• _Your instructions_: Copy out all lines where "text" appears.

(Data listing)
.....
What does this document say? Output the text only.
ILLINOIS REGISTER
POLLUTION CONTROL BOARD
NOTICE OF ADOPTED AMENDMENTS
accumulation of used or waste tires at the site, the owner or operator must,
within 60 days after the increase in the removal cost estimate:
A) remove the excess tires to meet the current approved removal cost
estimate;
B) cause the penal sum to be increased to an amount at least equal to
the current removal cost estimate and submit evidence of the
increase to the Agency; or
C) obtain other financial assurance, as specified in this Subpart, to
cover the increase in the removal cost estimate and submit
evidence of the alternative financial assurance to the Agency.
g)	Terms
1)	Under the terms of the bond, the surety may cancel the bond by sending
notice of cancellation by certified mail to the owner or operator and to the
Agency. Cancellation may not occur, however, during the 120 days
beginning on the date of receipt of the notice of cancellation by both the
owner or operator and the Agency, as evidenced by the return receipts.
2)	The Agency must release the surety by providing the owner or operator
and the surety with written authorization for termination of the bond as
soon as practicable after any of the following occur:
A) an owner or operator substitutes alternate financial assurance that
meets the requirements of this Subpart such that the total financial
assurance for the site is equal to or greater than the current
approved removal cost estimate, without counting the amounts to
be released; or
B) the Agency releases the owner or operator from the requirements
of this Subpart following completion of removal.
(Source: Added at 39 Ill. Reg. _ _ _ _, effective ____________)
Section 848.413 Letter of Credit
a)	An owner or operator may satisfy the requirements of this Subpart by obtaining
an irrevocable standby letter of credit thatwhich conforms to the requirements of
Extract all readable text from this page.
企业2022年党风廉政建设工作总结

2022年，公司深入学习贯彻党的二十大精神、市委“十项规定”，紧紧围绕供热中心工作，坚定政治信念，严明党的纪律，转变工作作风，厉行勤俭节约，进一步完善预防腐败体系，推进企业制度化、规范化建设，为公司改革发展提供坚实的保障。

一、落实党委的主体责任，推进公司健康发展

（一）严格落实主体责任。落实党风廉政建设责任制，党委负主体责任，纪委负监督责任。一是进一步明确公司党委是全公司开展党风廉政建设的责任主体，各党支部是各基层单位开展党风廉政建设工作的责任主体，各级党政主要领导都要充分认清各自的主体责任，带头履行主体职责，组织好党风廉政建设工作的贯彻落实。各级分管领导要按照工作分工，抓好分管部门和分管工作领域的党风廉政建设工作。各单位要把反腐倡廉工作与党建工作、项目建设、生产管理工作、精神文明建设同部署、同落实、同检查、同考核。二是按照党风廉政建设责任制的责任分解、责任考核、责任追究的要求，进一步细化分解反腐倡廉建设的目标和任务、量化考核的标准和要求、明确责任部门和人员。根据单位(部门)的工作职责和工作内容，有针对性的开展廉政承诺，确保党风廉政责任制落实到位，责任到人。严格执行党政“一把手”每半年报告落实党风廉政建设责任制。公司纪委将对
.....
• _Solution_:
What does this document say? Output the text only.
Extract all readable text from this page.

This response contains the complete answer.